SUPPLIED ENTRIES —
################

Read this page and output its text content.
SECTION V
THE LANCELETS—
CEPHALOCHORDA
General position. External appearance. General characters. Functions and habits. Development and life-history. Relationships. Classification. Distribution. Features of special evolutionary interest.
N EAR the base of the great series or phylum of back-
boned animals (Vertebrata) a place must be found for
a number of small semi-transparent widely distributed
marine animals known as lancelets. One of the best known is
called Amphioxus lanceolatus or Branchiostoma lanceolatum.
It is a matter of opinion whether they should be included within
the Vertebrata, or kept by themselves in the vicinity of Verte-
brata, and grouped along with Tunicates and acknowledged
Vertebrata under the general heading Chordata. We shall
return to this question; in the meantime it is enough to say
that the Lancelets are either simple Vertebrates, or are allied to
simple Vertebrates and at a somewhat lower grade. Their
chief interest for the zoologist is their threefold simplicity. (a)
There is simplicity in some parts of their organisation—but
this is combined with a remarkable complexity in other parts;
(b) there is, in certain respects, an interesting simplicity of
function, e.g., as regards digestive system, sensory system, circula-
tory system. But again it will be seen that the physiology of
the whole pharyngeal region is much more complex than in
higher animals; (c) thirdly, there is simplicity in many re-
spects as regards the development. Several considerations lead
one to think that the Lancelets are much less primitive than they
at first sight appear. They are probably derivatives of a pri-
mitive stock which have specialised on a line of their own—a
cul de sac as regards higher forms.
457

################

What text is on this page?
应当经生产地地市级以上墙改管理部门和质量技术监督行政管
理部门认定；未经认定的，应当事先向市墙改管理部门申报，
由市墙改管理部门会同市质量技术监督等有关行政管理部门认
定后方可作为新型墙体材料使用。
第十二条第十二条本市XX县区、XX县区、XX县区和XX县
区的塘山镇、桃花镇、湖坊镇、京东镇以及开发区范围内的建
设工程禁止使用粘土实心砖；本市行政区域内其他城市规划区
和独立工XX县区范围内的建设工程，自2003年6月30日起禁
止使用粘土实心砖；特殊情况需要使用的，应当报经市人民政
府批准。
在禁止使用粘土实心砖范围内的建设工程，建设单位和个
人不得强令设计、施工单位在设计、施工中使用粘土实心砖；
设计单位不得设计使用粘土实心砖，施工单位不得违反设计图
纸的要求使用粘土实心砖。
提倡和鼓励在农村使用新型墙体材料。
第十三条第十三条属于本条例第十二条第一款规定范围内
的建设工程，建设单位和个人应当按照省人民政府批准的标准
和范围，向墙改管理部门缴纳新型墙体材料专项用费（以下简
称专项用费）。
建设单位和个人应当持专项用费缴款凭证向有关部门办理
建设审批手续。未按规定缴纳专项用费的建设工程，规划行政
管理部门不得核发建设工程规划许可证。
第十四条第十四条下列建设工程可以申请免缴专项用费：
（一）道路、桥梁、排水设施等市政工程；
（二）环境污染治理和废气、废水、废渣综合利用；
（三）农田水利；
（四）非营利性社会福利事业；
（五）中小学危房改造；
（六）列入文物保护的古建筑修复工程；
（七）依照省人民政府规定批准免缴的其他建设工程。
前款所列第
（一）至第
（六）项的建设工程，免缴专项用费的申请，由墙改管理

################

Collect every line from the records above that contains the word "page".

Read this page and output its text content.
What text is on this page?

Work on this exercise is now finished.